** start **

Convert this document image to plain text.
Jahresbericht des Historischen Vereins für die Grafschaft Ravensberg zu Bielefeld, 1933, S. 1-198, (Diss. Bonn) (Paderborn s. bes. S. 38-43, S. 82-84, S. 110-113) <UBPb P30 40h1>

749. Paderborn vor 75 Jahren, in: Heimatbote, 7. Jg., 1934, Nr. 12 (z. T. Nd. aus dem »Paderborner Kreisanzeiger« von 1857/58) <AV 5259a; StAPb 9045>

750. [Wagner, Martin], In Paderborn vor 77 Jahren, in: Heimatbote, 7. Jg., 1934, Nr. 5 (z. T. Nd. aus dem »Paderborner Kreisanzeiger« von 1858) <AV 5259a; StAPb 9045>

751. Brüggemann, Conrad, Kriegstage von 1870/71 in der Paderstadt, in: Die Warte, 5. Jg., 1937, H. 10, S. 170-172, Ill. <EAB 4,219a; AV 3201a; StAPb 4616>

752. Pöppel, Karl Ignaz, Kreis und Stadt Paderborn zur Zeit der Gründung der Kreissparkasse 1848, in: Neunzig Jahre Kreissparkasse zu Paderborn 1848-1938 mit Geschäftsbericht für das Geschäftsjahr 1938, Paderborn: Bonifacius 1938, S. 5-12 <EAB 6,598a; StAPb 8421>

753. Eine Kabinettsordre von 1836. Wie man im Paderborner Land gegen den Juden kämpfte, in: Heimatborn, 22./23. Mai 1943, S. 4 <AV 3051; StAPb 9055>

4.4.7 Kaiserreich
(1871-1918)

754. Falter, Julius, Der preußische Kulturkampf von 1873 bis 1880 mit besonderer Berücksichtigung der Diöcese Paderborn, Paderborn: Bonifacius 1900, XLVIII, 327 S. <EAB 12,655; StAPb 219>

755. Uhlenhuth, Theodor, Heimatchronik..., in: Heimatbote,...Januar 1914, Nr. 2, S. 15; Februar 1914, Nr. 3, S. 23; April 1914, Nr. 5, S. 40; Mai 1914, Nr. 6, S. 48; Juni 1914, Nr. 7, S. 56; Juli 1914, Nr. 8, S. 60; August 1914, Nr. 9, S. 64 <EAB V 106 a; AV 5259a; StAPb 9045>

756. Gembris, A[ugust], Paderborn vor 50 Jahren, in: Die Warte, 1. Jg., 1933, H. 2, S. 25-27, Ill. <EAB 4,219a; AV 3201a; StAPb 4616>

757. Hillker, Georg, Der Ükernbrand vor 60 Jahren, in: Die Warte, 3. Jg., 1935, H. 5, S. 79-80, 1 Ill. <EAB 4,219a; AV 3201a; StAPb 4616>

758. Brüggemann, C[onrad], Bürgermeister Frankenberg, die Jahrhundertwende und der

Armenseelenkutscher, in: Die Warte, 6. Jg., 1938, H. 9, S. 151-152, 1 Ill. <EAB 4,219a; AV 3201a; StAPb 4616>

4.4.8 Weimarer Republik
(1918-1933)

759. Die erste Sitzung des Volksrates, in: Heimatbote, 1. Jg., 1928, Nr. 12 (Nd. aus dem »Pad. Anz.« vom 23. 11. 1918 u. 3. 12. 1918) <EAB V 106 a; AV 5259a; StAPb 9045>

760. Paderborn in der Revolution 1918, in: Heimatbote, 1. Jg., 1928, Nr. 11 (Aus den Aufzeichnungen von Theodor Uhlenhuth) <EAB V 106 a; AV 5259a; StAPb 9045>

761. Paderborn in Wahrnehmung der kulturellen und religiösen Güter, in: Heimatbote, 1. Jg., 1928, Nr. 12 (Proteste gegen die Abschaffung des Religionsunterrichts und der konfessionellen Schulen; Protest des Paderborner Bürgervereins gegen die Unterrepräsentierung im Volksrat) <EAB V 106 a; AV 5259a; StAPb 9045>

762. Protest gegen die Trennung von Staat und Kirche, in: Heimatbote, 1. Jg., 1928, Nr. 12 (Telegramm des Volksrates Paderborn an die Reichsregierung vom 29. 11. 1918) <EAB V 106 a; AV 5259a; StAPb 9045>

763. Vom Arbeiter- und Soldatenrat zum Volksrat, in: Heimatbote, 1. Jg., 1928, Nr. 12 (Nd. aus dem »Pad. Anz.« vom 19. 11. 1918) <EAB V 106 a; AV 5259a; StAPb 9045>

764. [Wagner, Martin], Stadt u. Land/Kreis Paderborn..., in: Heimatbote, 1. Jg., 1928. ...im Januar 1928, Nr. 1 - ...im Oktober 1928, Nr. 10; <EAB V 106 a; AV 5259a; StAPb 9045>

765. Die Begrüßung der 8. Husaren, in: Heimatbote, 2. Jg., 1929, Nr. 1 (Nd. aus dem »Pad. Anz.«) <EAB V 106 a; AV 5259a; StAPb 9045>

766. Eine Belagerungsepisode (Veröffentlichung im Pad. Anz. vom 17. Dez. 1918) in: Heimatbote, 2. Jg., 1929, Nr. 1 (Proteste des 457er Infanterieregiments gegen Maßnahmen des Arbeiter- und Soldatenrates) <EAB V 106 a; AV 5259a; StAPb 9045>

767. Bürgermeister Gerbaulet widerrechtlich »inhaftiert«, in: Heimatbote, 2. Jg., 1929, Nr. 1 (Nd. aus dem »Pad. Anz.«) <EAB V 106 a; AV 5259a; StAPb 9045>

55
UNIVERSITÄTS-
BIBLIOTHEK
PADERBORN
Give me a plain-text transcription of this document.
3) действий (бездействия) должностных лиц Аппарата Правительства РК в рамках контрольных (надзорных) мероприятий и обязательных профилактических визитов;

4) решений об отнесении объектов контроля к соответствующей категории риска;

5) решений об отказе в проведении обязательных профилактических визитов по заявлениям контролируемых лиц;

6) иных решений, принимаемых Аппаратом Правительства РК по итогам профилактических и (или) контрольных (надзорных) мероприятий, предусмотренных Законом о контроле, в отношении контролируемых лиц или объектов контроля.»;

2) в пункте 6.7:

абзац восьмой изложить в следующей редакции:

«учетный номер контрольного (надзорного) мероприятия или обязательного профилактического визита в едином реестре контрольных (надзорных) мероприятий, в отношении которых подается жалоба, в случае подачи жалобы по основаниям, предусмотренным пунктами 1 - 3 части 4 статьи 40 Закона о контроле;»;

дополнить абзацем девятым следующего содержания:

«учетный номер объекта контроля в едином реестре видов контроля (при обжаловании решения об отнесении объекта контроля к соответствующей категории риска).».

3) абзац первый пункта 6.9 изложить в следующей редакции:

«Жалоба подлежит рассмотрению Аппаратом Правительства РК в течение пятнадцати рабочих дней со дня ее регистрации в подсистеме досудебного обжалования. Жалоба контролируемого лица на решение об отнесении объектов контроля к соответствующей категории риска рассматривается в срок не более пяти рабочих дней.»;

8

** end **

**Directive:**
Copy out the full listing exactly.

**Exercise solution:**
Convert this document image to plain text.
Jahresbericht des Historischen Vereins für die Grafschaft Ravensberg zu Bielefeld, 1933, S. 1-198, (Diss. Bonn) (Paderborn s. bes. S. 38-43, S. 82-84, S. 110-113) <UBPb P30 40h1>

749. Paderborn vor 75 Jahren, in: Heimatbote, 7. Jg., 1934, Nr. 12 (z. T. Nd. aus dem »Paderborner Kreisanzeiger« von 1857/58) <AV 5259a; StAPb 9045>

750. [Wagner, Martin], In Paderborn vor 77 Jahren, in: Heimatbote, 7. Jg., 1934, Nr. 5 (z. T. Nd. aus dem »Paderborner Kreisanzeiger« von 1858) <AV 5259a; StAPb 9045>

751. Brüggemann, Conrad, Kriegstage von 1870/71 in der Paderstadt, in: Die Warte, 5. Jg., 1937, H. 10, S. 170-172, Ill. <EAB 4,219a; AV 3201a; StAPb 4616>

752. Pöppel, Karl Ignaz, Kreis und Stadt Paderborn zur Zeit der Gründung der Kreissparkasse 1848, in: Neunzig Jahre Kreissparkasse zu Paderborn 1848-1938 mit Geschäftsbericht für das Geschäftsjahr 1938, Paderborn: Bonifacius 1938, S. 5-12 <EAB 6,598a; StAPb 8421>

753. Eine Kabinettsordre von 1836. Wie man im Paderborner Land gegen den Juden kämpfte, in: Heimatborn, 22./23. Mai 1943, S. 4 <AV 3051; StAPb 9055>

4.4.7 Kaiserreich
(1871-1918)

754. Falter, Julius, Der preußische Kulturkampf von 1873 bis 1880 mit besonderer Berücksichtigung der Diöcese Paderborn, Paderborn: Bonifacius 1900, XLVIII, 327 S. <EAB 12,655; StAPb 219>

755. Uhlenhuth, Theodor, Heimatchronik..., in: Heimatbote,...Januar 1914, Nr. 2, S. 15; Februar 1914, Nr. 3, S. 23; April 1914, Nr. 5, S. 40; Mai 1914, Nr. 6, S. 48; Juni 1914, Nr. 7, S. 56; Juli 1914, Nr. 8, S. 60; August 1914, Nr. 9, S. 64 <EAB V 106 a; AV 5259a; StAPb 9045>

756. Gembris, A[ugust], Paderborn vor 50 Jahren, in: Die Warte, 1. Jg., 1933, H. 2, S. 25-27, Ill. <EAB 4,219a; AV 3201a; StAPb 4616>

757. Hillker, Georg, Der Ükernbrand vor 60 Jahren, in: Die Warte, 3. Jg., 1935, H. 5, S. 79-80, 1 Ill. <EAB 4,219a; AV 3201a; StAPb 4616>

758. Brüggemann, C[onrad], Bürgermeister Frankenberg, die Jahrhundertwende und der

Armenseelenkutscher, in: Die Warte, 6. Jg., 1938, H. 9, S. 151-152, 1 Ill. <EAB 4,219a; AV 3201a; StAPb 4616>

4.4.8 Weimarer Republik
(1918-1933)

759. Die erste Sitzung des Volksrates, in: Heimatbote, 1. Jg., 1928, Nr. 12 (Nd. aus dem »Pad. Anz.« vom 23. 11. 1918 u. 3. 12. 1918) <EAB V 106 a; AV 5259a; StAPb 9045>

760. Paderborn in der Revolution 1918, in: Heimatbote, 1. Jg., 1928, Nr. 11 (Aus den Aufzeichnungen von Theodor Uhlenhuth) <EAB V 106 a; AV 5259a; StAPb 9045>

761. Paderborn in Wahrnehmung der kulturellen und religiösen Güter, in: Heimatbote, 1. Jg., 1928, Nr. 12 (Proteste gegen die Abschaffung des Religionsunterrichts und der konfessionellen Schulen; Protest des Paderborner Bürgervereins gegen die Unterrepräsentierung im Volksrat) <EAB V 106 a; AV 5259a; StAPb 9045>

762. Protest gegen die Trennung von Staat und Kirche, in: Heimatbote, 1. Jg., 1928, Nr. 12 (Telegramm des Volksrates Paderborn an die Reichsregierung vom 29. 11. 1918) <EAB V 106 a; AV 5259a; StAPb 9045>

763. Vom Arbeiter- und Soldatenrat zum Volksrat, in: Heimatbote, 1. Jg., 1928, Nr. 12 (Nd. aus dem »Pad. Anz.« vom 19. 11. 1918) <EAB V 106 a; AV 5259a; StAPb 9045>

764. [Wagner, Martin], Stadt u. Land/Kreis Paderborn..., in: Heimatbote, 1. Jg., 1928. ...im Januar 1928, Nr. 1 - ...im Oktober 1928, Nr. 10; <EAB V 106 a; AV 5259a; StAPb 9045>

765. Die Begrüßung der 8. Husaren, in: Heimatbote, 2. Jg., 1929, Nr. 1 (Nd. aus dem »Pad. Anz.«) <EAB V 106 a; AV 5259a; StAPb 9045>

766. Eine Belagerungsepisode (Veröffentlichung im Pad. Anz. vom 17. Dez. 1918) in: Heimatbote, 2. Jg., 1929, Nr. 1 (Proteste des 457er Infanterieregiments gegen Maßnahmen des Arbeiter- und Soldatenrates) <EAB V 106 a; AV 5259a; StAPb 9045>

767. Bürgermeister Gerbaulet widerrechtlich »inhaftiert«, in: Heimatbote, 2. Jg., 1929, Nr. 1 (Nd. aus dem »Pad. Anz.«) <EAB V 106 a; AV 5259a; StAPb 9045>

55
UNIVERSITÄTS-
BIBLIOTHEK
PADERBORN
Give me a plain-text transcription of this document.
3) действий (бездействия) должностных лиц Аппарата Правительства РК в рамках контрольных (надзорных) мероприятий и обязательных профилактических визитов;

4) решений об отнесении объектов контроля к соответствующей категории риска;

5) решений об отказе в проведении обязательных профилактических визитов по заявлениям контролируемых лиц;

6) иных решений, принимаемых Аппаратом Правительства РК по итогам профилактических и (или) контрольных (надзорных) мероприятий, предусмотренных Законом о контроле, в отношении контролируемых лиц или объектов контроля.»;

2) в пункте 6.7:

абзац восьмой изложить в следующей редакции:

«учетный номер контрольного (надзорного) мероприятия или обязательного профилактического визита в едином реестре контрольных (надзорных) мероприятий, в отношении которых подается жалоба, в случае подачи жалобы по основаниям, предусмотренным пунктами 1 - 3 части 4 статьи 40 Закона о контроле;»;

дополнить абзацем девятым следующего содержания:

«учетный номер объекта контроля в едином реестре видов контроля (при обжаловании решения об отнесении объекта контроля к соответствующей категории риска).».

3) абзац первый пункта 6.9 изложить в следующей редакции:

«Жалоба подлежит рассмотрению Аппаратом Правительства РК в течение пятнадцати рабочих дней со дня ее регистрации в подсистеме досудебного обжалования. Жалоба контролируемого лица на решение об отнесении объектов контроля к соответствующей категории риска рассматривается в срок не более пяти рабочих дней.»;

8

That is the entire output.